— START Records for this exercise —
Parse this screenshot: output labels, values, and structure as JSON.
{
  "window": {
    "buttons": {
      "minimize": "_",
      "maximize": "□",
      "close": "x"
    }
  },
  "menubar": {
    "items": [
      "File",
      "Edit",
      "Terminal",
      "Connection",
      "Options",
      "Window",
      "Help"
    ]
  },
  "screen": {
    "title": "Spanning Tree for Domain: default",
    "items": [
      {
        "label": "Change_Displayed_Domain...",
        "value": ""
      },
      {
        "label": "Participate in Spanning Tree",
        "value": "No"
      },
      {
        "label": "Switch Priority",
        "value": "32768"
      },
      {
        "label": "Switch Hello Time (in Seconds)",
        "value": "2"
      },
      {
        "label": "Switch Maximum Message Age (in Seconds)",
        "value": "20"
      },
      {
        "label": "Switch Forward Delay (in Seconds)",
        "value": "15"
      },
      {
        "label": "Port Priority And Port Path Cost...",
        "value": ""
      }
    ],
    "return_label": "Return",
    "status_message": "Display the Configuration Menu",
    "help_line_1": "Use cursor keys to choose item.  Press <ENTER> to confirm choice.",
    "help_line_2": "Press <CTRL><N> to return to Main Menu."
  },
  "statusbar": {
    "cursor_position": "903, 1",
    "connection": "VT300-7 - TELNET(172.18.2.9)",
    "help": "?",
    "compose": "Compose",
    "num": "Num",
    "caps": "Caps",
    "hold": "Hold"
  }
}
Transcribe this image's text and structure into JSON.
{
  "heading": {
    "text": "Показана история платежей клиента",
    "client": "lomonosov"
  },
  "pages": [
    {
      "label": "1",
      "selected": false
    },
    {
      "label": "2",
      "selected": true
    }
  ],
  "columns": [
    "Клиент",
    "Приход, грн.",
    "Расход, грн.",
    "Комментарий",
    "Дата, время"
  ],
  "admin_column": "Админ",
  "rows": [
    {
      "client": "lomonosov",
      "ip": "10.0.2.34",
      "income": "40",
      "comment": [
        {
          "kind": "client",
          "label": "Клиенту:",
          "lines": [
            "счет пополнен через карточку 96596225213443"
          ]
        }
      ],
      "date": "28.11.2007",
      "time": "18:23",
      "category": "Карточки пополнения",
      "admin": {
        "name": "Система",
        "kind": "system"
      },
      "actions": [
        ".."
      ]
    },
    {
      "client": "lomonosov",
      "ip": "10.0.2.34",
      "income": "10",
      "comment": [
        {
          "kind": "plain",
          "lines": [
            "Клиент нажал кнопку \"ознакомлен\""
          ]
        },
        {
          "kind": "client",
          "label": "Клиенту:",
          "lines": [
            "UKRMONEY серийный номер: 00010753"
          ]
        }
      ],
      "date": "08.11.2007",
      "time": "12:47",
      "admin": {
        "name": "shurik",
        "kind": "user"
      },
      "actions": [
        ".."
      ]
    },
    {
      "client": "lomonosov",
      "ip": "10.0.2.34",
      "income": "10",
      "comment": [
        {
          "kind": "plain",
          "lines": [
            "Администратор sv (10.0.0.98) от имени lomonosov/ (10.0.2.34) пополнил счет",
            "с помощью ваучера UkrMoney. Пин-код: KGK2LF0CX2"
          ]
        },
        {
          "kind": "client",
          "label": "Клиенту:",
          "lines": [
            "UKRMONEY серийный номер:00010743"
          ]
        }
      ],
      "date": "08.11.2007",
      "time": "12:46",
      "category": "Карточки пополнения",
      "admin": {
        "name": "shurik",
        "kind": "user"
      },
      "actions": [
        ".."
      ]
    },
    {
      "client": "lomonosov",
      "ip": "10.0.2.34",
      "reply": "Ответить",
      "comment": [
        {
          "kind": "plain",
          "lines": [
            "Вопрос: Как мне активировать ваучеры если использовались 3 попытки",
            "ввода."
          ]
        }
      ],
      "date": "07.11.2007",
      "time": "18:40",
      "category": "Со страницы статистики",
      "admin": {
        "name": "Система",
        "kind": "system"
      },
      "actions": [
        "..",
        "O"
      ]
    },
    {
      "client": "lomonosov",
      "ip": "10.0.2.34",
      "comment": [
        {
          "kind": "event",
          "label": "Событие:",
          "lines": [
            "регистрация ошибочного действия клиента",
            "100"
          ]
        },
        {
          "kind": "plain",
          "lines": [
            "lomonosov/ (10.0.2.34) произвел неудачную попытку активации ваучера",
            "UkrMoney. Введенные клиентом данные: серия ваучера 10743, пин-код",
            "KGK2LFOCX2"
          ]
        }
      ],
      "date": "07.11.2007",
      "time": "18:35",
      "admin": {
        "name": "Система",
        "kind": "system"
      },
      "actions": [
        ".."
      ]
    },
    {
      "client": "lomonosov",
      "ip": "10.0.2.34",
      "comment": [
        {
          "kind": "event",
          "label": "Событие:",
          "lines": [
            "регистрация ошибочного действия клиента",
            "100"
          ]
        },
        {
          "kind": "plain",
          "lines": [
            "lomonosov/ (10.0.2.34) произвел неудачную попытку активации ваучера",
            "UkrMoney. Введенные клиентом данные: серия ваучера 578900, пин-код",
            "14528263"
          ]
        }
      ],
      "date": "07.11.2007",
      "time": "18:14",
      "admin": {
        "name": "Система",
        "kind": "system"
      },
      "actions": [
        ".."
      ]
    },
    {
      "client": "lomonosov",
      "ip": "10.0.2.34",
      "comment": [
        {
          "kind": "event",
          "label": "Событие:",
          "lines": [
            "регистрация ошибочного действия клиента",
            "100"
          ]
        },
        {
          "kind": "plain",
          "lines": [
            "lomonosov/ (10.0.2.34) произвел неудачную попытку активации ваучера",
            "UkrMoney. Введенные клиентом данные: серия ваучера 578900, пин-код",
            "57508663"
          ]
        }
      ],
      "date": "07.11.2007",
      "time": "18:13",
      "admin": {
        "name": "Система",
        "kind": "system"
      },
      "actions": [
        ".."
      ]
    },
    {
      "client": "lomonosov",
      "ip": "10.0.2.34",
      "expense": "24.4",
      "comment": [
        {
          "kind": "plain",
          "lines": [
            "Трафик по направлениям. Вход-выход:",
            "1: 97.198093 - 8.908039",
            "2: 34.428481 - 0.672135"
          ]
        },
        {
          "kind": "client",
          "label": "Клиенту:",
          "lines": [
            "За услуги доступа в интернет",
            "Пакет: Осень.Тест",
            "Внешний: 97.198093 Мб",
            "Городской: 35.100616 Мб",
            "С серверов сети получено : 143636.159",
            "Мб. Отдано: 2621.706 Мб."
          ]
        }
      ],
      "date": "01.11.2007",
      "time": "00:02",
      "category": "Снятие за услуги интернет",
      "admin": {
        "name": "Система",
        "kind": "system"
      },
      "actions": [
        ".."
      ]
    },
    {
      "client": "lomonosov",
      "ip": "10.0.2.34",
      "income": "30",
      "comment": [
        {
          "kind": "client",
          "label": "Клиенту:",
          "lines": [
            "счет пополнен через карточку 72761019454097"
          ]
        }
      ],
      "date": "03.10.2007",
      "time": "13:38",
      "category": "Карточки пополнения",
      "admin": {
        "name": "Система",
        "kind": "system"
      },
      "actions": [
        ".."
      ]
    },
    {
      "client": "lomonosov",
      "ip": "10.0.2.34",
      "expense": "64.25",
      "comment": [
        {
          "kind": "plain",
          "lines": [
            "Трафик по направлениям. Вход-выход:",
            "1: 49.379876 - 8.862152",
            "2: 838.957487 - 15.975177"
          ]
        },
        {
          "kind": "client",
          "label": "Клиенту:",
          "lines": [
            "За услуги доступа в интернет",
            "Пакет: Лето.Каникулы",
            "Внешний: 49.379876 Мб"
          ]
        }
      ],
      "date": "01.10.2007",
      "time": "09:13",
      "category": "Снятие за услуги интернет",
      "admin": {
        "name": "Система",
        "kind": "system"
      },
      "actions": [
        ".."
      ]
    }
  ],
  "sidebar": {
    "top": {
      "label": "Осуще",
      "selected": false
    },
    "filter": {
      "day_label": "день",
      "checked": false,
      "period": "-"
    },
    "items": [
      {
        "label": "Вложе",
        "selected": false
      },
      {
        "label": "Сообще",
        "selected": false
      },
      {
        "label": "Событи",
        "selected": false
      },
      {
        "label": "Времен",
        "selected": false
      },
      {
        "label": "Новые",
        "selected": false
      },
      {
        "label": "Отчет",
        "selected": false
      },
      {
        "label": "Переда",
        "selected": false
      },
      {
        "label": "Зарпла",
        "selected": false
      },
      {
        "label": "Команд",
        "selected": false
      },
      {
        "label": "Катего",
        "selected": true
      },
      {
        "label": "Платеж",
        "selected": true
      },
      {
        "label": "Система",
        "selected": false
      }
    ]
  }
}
— END Records for this exercise —
§ Task directions: Show every line where the string "JSON" appears.

§ Problem solution:
Parse this screenshot: output labels, values, and structure as JSON.
Transcribe this image's text and structure into JSON.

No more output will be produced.